● **STATED GOAL**: List the lines of this listing that hold the word "arqueros".

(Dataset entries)
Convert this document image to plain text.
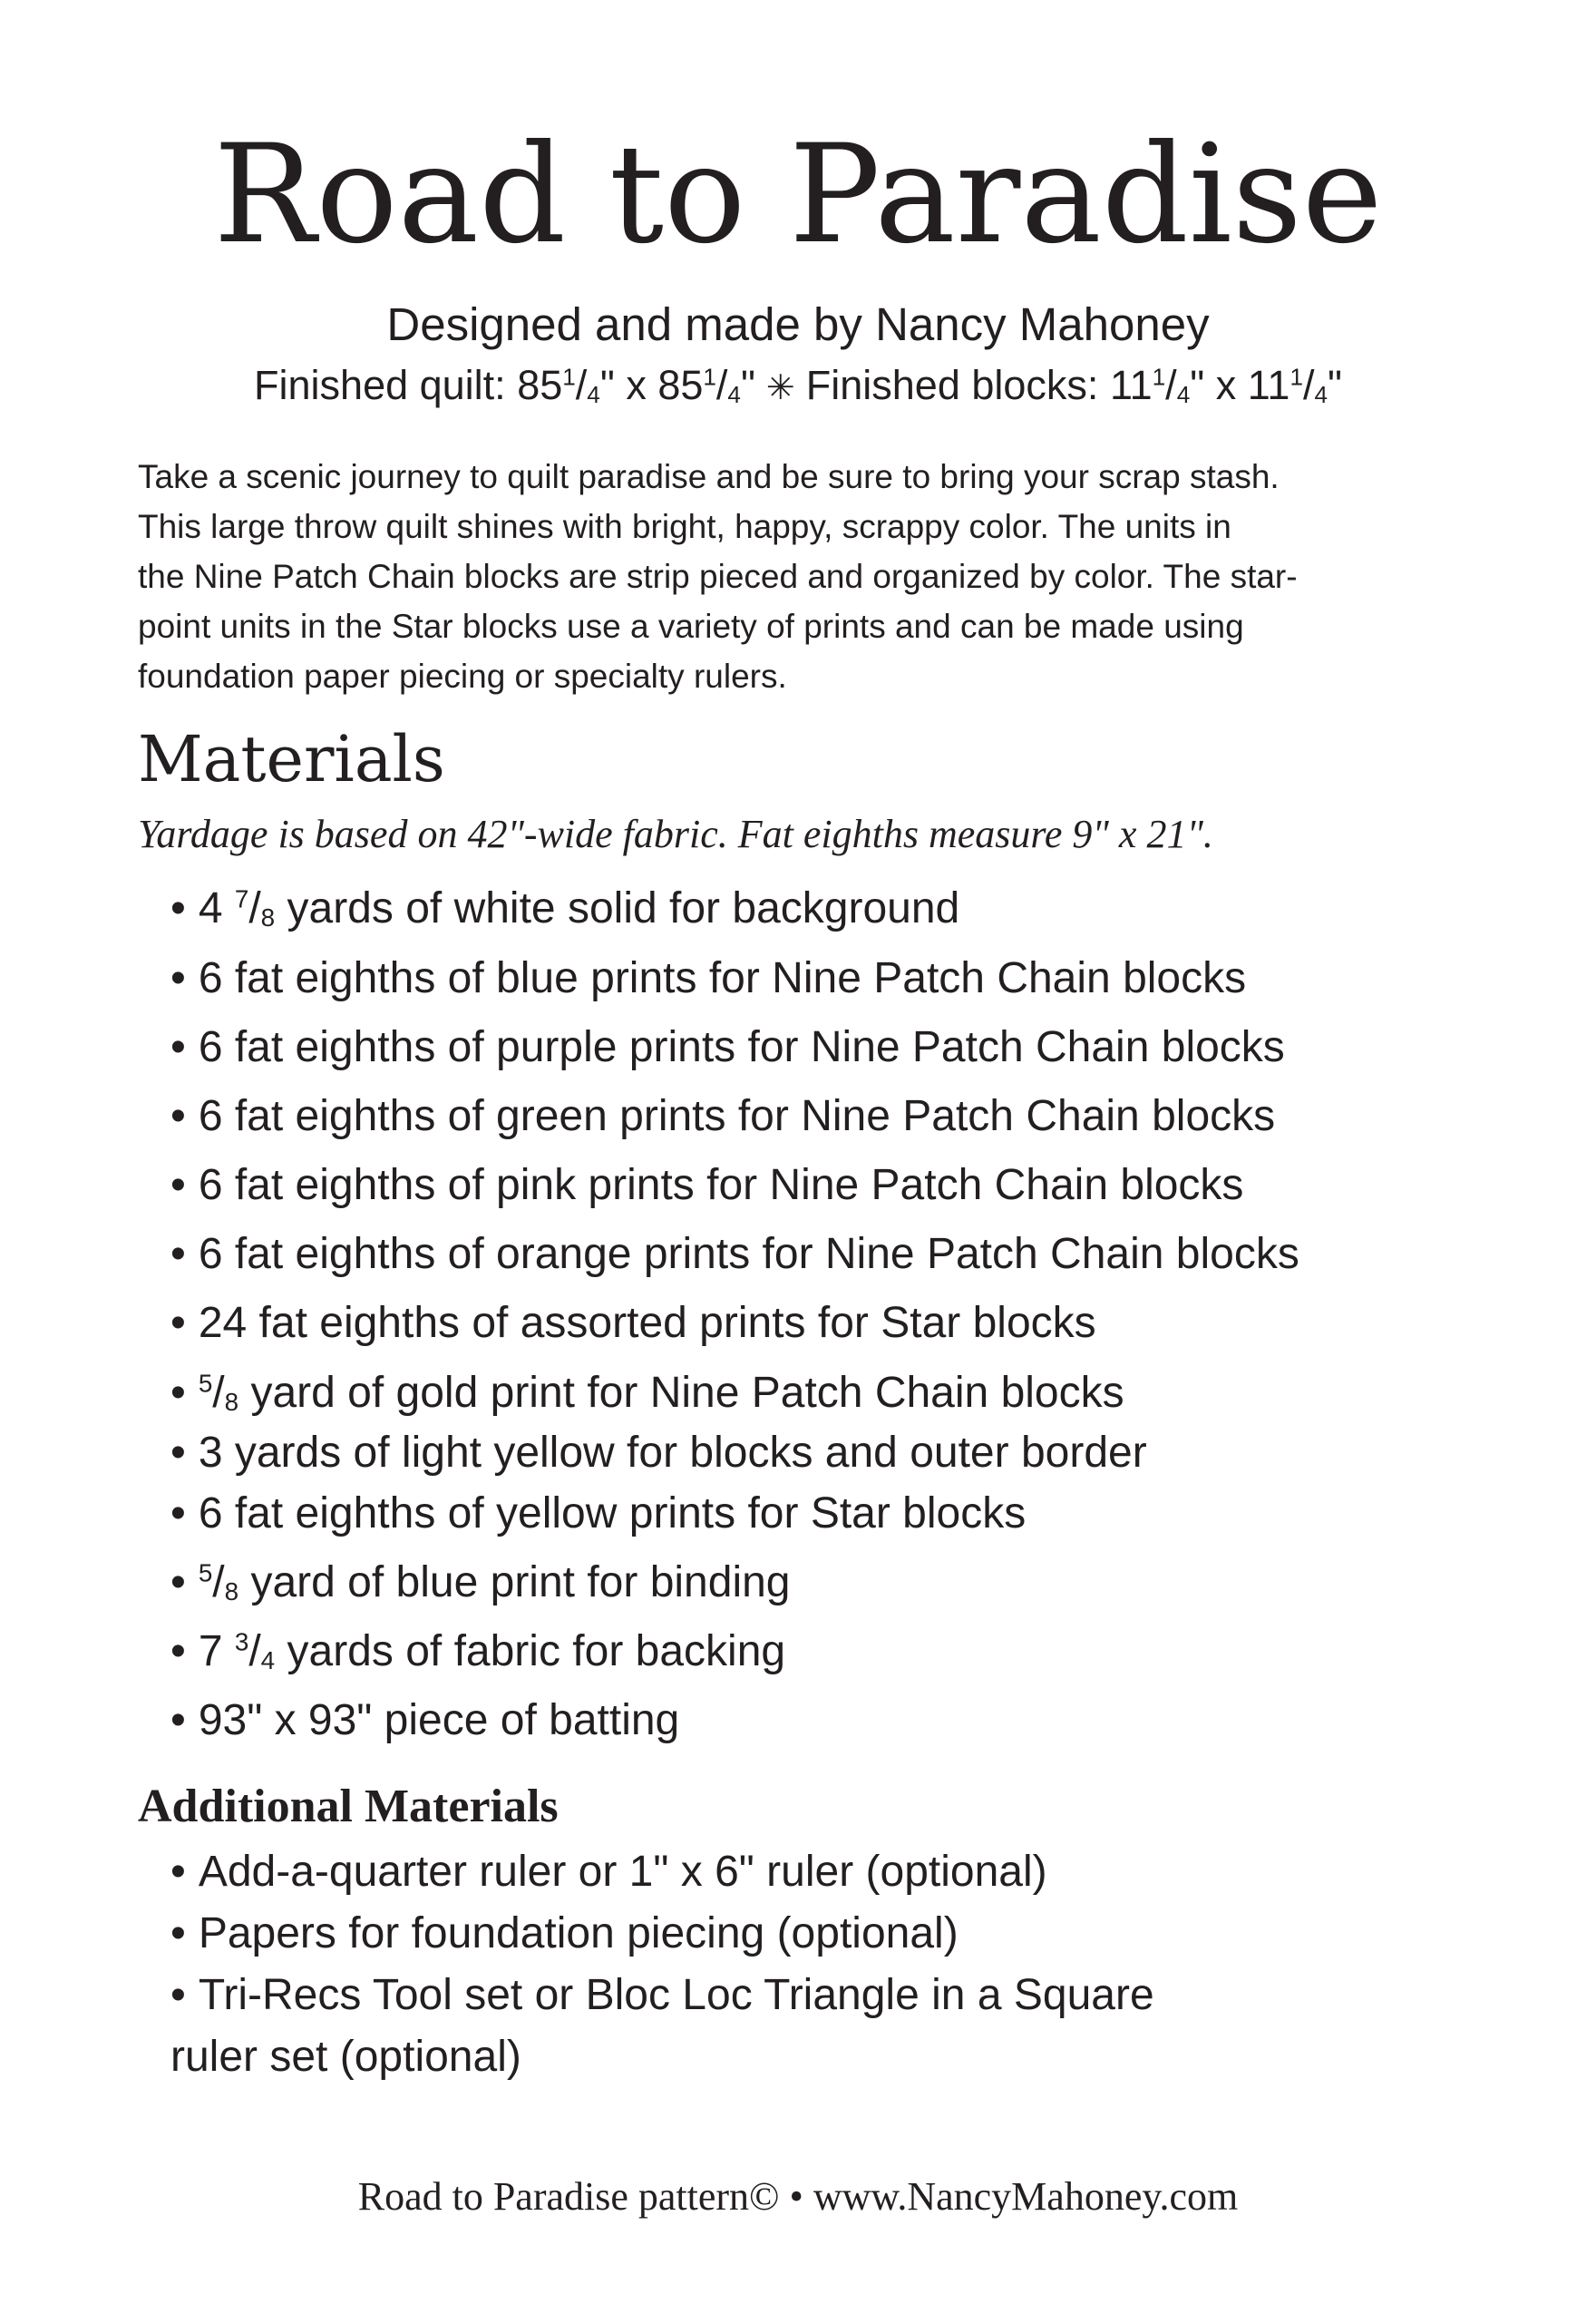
Road to Paradise
Designed and made by Nancy Mahoney
Finished quilt: $85^1/_4$" x $85^1/_4$" ✳ Finished blocks: $11^1/_4$" x $11^1/_4$"
Take a scenic journey to quilt paradise and be sure to bring your scrap stash.
This large throw quilt shines with bright, happy, scrappy color. The units in
the Nine Patch Chain blocks are strip pieced and organized by color. The star-
point units in the Star blocks use a variety of prints and can be made using
foundation paper piecing or specialty rulers.
Materials
Yardage is based on 42"-wide fabric. Fat eighths measure 9" x 21".
• 4 $^7/_8$ yards of white solid for background
• 6 fat eighths of blue prints for Nine Patch Chain blocks
• 6 fat eighths of purple prints for Nine Patch Chain blocks
• 6 fat eighths of green prints for Nine Patch Chain blocks
• 6 fat eighths of pink prints for Nine Patch Chain blocks
• 6 fat eighths of orange prints for Nine Patch Chain blocks
• 24 fat eighths of assorted prints for Star blocks
• $^5/_8$ yard of gold print for Nine Patch Chain blocks
• 3 yards of light yellow for blocks and outer border
• 6 fat eighths of yellow prints for Star blocks
• $^5/_8$ yard of blue print for binding
• 7 $^3/_4$ yards of fabric for backing
• 93" x 93" piece of batting
Additional Materials
• Add-a-quarter ruler or 1" x 6" ruler (optional)
• Papers for foundation piecing (optional)
• Tri-Recs Tool set or Bloc Loc Triangle in a Square
ruler set (optional)
Road to Paradise pattern© • www.NancyMahoney.com
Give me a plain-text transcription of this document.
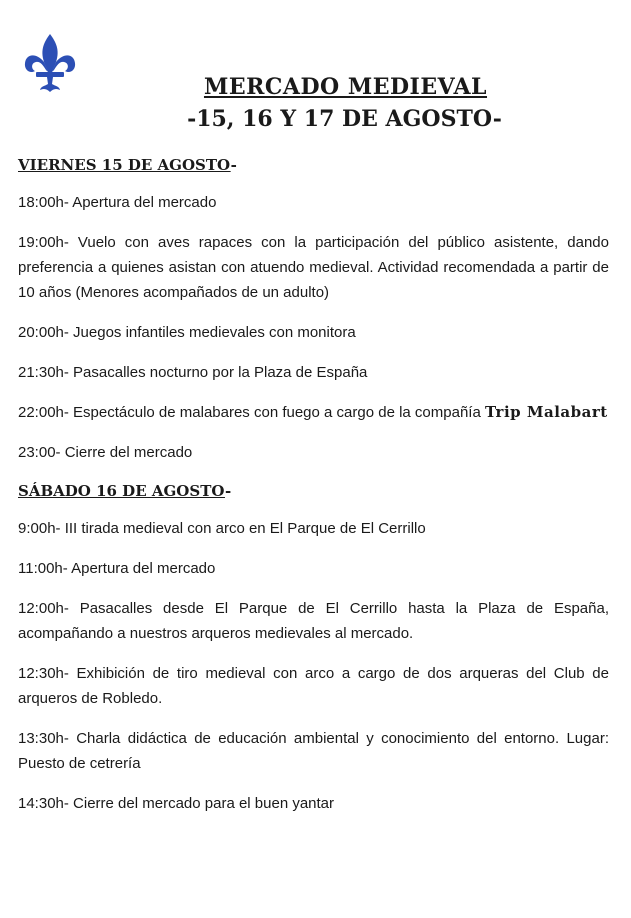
MERCADO MEDIEVAL

-15, 16 Y 17 DE AGOSTO-

VIERNES 15 DE AGOSTO-

18:00h- Apertura del mercado

19:00h- Vuelo con aves rapaces con la participación del público asistente, dando preferencia a quienes asistan con atuendo medieval. Actividad recomendada a partir de 10 años (Menores acompañados de un adulto)

20:00h- Juegos infantiles medievales con monitora

21:30h- Pasacalles nocturno por la Plaza de España

22:00h- Espectáculo de malabares con fuego a cargo de la compañía Trip Malabart

23:00- Cierre del mercado

SÁBADO 16 DE AGOSTO-

9:00h- III tirada medieval con arco en El Parque de El Cerrillo

11:00h- Apertura del mercado

12:00h- Pasacalles desde El Parque de El Cerrillo hasta la Plaza de España, acompañando a nuestros arqueros medievales al mercado.

12:30h- Exhibición de tiro medieval con arco a cargo de dos arqueras del Club de arqueros de Robledo.

13:30h- Charla didáctica de educación ambiental y conocimiento del entorno. Lugar: Puesto de cetrería

14:30h- Cierre del mercado para el buen yantar
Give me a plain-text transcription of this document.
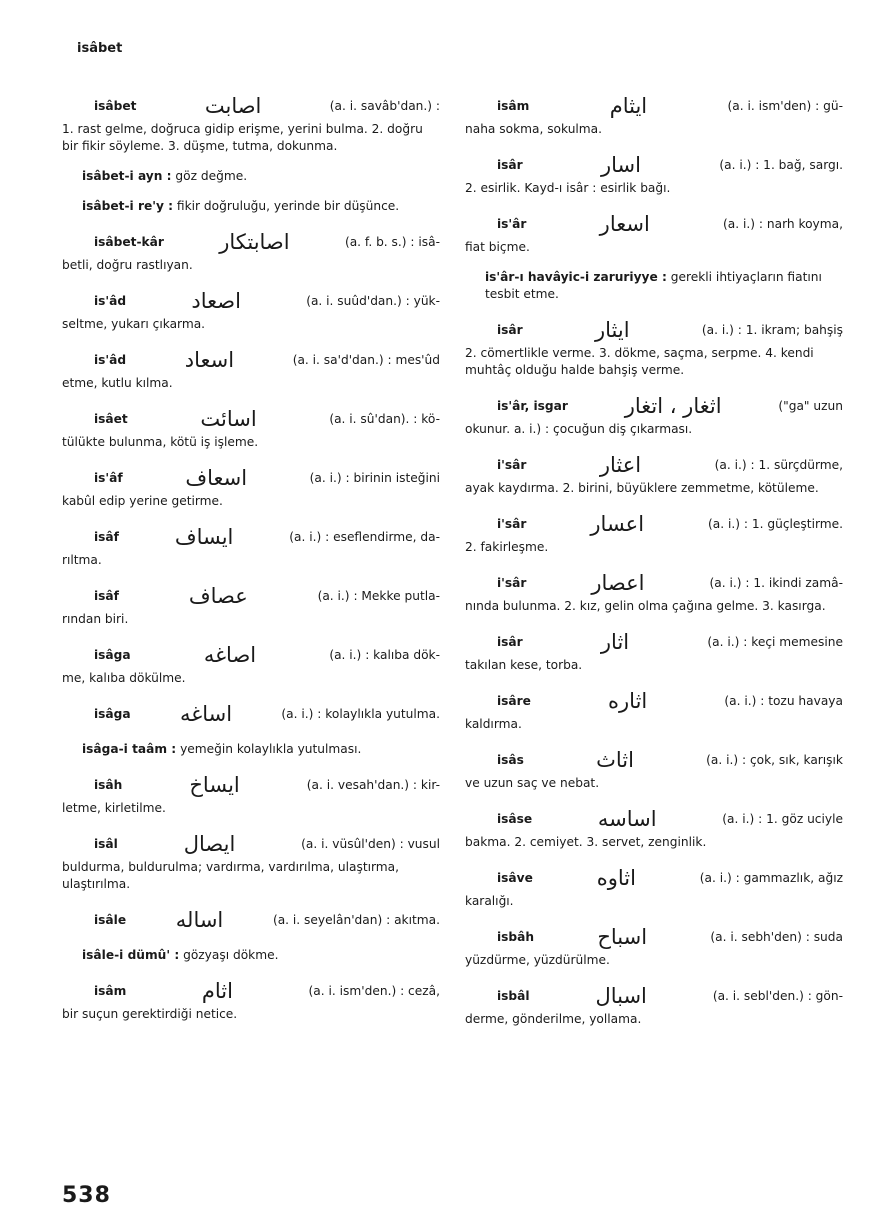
isâbet
isâbet	اصابت	(a. i. savâb'dan.) :
1. rast gelme, doğruca gidip erişme, yerini bulma. 2. doğru bir fikir söyleme. 3. düşme, tutma, dokunma.

isâbet-i ayn : göz değme.

isâbet-i re'y : fikir doğruluğu, yerinde bir düşünce.

isâbet-kâr	اصابتكار	(a. f. b. s.) : isâ-
betli, doğru rastlıyan.
is'âd	اصعاد	(a. i. suûd'dan.) : yük-
seltme, yukarı çıkarma.
is'âd	اسعاد	(a. i. sa'd'dan.) : mes'ûd
etme, kutlu kılma.
isâet	اسائت	(a. i. sû'dan). : kö-
tülükte bulunma, kötü iş işleme.
is'âf	اسعاف	(a. i.) : birinin isteğini
kabûl edip yerine getirme.
isâf	ایساف	(a. i.) : eseflendirme, da-
rıltma.
isâf	عصاف	(a. i.) : Mekke putla-
rından biri.
isâga	اصاغه	(a. i.) : kalıba dök-
me, kalıba dökülme.
isâga اساغه	(a. i.) : kolaylıkla yutulma.

isâga-i taâm : yemeğin kolaylıkla yutulması.

isâh	ایساخ	(a. i. vesah'dan.) : kir-
letme, kirletilme.
isâl	ایصال	(a. i. vüsûl'den) : vusul
buldurma, buldurulma; vardırma, vardırılma, ulaştırma, ulaştırılma.
isâle اساله	(a. i. seyelân'dan) : akıtma.

isâle-i dümû' : gözyaşı dökme.

isâm	اثام	(a. i. ism'den.) : cezâ,
bir suçun gerektirdiği netice.
isâm	ایثام	(a. i. ism'den) : gü-
naha sokma, sokulma.
isâr	اسار	(a. i.) : 1. bağ, sargı.
2. esirlik. Kayd-ı isâr : esirlik bağı.
is'âr	اسعار	(a. i.) : narh koyma,
fiat biçme.

is'âr-ı havâyic-i zaruriyye : gerekli ihtiyaçların fiatını tesbit etme.

isâr	ایثار	(a. i.) : 1. ikram; bahşiş
2. cömertlikle verme. 3. dökme, saçma, serpme. 4. kendi muhtâç olduğu halde bahşiş verme.
is'âr, isgar	اثغار ، اتغار	("ga" uzun
okunur. a. i.) : çocuğun diş çıkarması.
i'sâr	اعثار	(a. i.) : 1. sürçdürme,
ayak kaydırma. 2. birini, büyüklere zemmetme, kötüleme.
i'sâr	اعسار	(a. i.) : 1. güçleştirme.
2. fakirleşme.
i'sâr	اعصار	(a. i.) : 1. ikindi zamâ-
nında bulunma. 2. kız, gelin olma çağına gelme. 3. kasırga.
isâr	اثار	(a. i.) : keçi memesine
takılan kese, torba.
isâre	اثاره	(a. i.) : tozu havaya
kaldırma.
isâs	اثاث	(a. i.) : çok, sık, karışık
ve uzun saç ve nebat.
isâse	اساسه	(a. i.) : 1. göz uciyle
bakma. 2. cemiyet. 3. servet, zenginlik.
isâve	اثاوه	(a. i.) : gammazlık, ağız
karalığı.
isbâh	اسباح	(a. i. sebh'den) : suda
yüzdürme, yüzdürülme.
isbâl	اسبال	(a. i. sebl'den.) : gön-
derme, gönderilme, yollama.
538
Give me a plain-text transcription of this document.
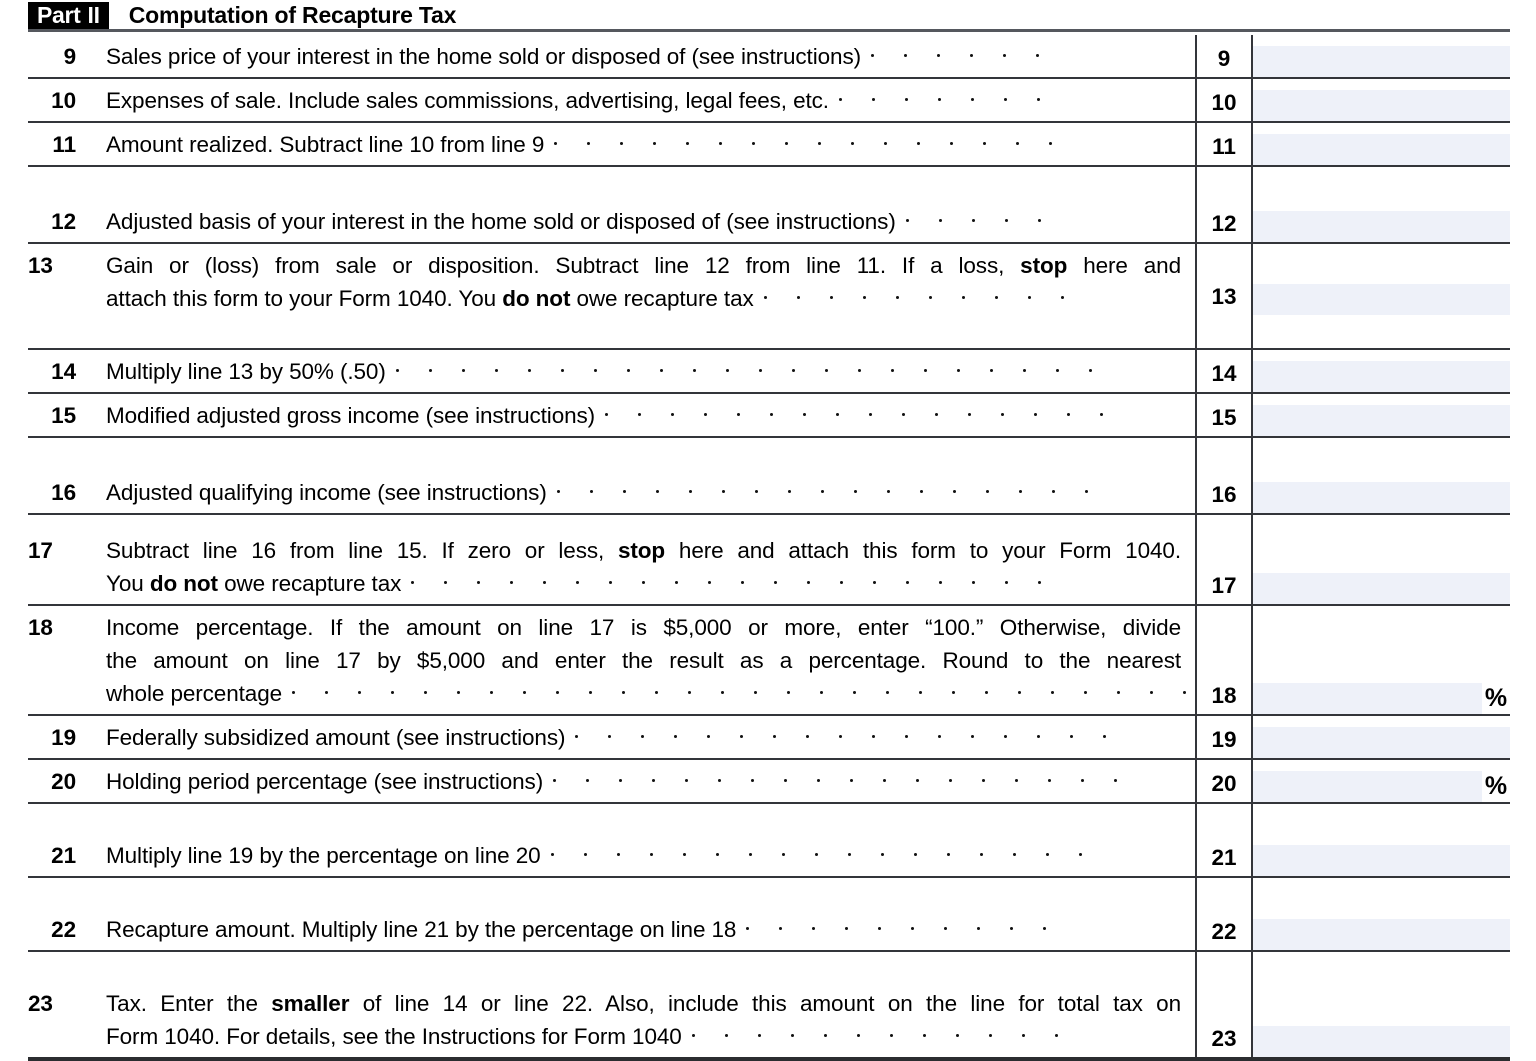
Part II Computation of Recapture Tax
9 Sales price of your interest in the home sold or disposed of (see instructions)	9
10 Expenses of sale. Include sales commissions, advertising, legal fees, etc.	10
11 Amount realized. Subtract line 10 from line 9	11
12 Adjusted basis of your interest in the home sold or disposed of (see instructions)	12
13	Gain or (loss) from sale or disposition. Subtract line 12 from line 11. If a loss, stop here and
attach this form to your Form 1040. You do not owe recapture tax	13
14 Multiply line 13 by 50% (.50)	14
15 Modified adjusted gross income (see instructions)	15
16 Adjusted qualifying income (see instructions)	16
17	Subtract line 16 from line 15. If zero or less, stop here and attach this form to your Form 1040.
You do not owe recapture tax	17
18	Income percentage. If the amount on line 17 is $5,000 or more, enter “100.” Otherwise, divide
the amount on line 17 by $5,000 and enter the result as a percentage. Round to the nearest
whole percentage	18	%
19 Federally subsidized amount (see instructions)	19
20 Holding period percentage (see instructions)	20	%
21 Multiply line 19 by the percentage on line 20	21
22 Recapture amount. Multiply line 21 by the percentage on line 18	22
23	Tax. Enter the smaller of line 14 or line 22. Also, include this amount on the line for total tax on
Form 1040. For details, see the Instructions for Form 1040	23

● **EXERCISE RESPONSE**:
12:00h- Pasacalles desde El Parque de El Cerrillo hasta la Plaza de España, acompañando a nuestros arqueros medievales al mercado.
12:30h- Exhibición de tiro medieval con arco a cargo de dos arqueras del Club de arqueros de Robledo.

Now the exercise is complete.